Task brief |
Write out the complete material exactly as it stands.

____________________

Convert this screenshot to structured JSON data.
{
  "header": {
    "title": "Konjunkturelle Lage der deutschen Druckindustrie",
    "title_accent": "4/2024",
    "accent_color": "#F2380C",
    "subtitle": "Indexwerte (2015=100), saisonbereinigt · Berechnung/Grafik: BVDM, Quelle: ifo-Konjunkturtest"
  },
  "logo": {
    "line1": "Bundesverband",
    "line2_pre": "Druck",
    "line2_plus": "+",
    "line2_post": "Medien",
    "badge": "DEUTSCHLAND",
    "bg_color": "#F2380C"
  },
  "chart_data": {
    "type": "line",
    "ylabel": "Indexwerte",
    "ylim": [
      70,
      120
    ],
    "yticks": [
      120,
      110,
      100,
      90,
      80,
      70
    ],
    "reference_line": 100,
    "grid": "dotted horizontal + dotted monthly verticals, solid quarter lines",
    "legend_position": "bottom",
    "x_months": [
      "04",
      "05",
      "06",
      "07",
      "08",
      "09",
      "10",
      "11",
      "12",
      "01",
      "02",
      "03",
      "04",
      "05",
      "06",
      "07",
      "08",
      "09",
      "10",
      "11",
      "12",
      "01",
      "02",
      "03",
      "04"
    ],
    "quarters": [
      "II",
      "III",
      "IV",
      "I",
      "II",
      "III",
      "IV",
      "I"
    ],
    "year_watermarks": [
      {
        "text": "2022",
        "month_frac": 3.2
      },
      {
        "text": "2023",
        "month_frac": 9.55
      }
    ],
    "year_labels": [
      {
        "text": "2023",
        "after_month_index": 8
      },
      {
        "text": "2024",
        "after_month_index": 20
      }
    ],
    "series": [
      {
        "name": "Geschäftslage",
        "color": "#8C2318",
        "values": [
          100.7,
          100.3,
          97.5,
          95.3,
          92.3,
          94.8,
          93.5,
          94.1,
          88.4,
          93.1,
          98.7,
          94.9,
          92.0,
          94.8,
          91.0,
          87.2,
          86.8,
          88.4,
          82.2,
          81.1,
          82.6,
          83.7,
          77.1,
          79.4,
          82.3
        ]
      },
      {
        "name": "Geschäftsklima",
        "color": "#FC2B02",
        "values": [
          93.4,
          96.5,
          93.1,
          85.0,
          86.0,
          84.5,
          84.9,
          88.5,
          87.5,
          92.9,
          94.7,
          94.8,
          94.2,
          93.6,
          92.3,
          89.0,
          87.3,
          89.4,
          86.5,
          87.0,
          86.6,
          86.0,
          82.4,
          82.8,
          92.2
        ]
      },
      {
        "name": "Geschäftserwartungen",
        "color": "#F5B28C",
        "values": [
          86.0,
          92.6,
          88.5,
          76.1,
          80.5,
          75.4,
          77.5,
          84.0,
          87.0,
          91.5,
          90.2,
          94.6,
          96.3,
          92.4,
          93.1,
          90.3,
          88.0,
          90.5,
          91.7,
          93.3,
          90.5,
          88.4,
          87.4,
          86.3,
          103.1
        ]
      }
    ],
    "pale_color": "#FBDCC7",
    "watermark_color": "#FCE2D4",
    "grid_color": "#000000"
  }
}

____________________

Exercise output |
Convert this screenshot to structured JSON data.
{
  "header": {
    "title": "Konjunkturelle Lage der deutschen Druckindustrie",
    "title_accent": "4/2024",
    "accent_color": "#F2380C",
    "subtitle": "Indexwerte (2015=100), saisonbereinigt · Berechnung/Grafik: BVDM, Quelle: ifo-Konjunkturtest"
  },
  "logo": {
    "line1": "Bundesverband",
    "line2_pre": "Druck",
    "line2_plus": "+",
    "line2_post": "Medien",
    "badge": "DEUTSCHLAND",
    "bg_color": "#F2380C"
  },
  "chart_data": {
    "type": "line",
    "ylabel": "Indexwerte",
    "ylim": [
      70,
      120
    ],
    "yticks": [
      120,
      110,
      100,
      90,
      80,
      70
    ],
    "reference_line": 100,
    "grid": "dotted horizontal + dotted monthly verticals, solid quarter lines",
    "legend_position": "bottom",
    "x_months": [
      "04",
      "05",
      "06",
      "07",
      "08",
      "09",
      "10",
      "11",
      "12",
      "01",
      "02",
      "03",
      "04",
      "05",
      "06",
      "07",
      "08",
      "09",
      "10",
      "11",
      "12",
      "01",
      "02",
      "03",
      "04"
    ],
    "quarters": [
      "II",
      "III",
      "IV",
      "I",
      "II",
      "III",
      "IV",
      "I"
    ],
    "year_watermarks": [
      {
        "text": "2022",
        "month_frac": 3.2
      },
      {
        "text": "2023",
        "month_frac": 9.55
      }
    ],
    "year_labels": [
      {
        "text": "2023",
        "after_month_index": 8
      },
      {
        "text": "2024",
        "after_month_index": 20
      }
    ],
    "series": [
      {
        "name": "Geschäftslage",
        "color": "#8C2318",
        "values": [
          100.7,
          100.3,
          97.5,
          95.3,
          92.3,
          94.8,
          93.5,
          94.1,
          88.4,
          93.1,
          98.7,
          94.9,
          92.0,
          94.8,
          91.0,
          87.2,
          86.8,
          88.4,
          82.2,
          81.1,
          82.6,
          83.7,
          77.1,
          79.4,
          82.3
        ]
      },
      {
        "name": "Geschäftsklima",
        "color": "#FC2B02",
        "values": [
          93.4,
          96.5,
          93.1,
          85.0,
          86.0,
          84.5,
          84.9,
          88.5,
          87.5,
          92.9,
          94.7,
          94.8,
          94.2,
          93.6,
          92.3,
          89.0,
          87.3,
          89.4,
          86.5,
          87.0,
          86.6,
          86.0,
          82.4,
          82.8,
          92.2
        ]
      },
      {
        "name": "Geschäftserwartungen",
        "color": "#F5B28C",
        "values": [
          86.0,
          92.6,
          88.5,
          76.1,
          80.5,
          75.4,
          77.5,
          84.0,
          87.0,
          91.5,
          90.2,
          94.6,
          96.3,
          92.4,
          93.1,
          90.3,
          88.0,
          90.5,
          91.7,
          93.3,
          90.5,
          88.4,
          87.4,
          86.3,
          103.1
        ]
      }
    ],
    "pale_color": "#FBDCC7",
    "watermark_color": "#FCE2D4",
    "grid_color": "#000000"
  }
}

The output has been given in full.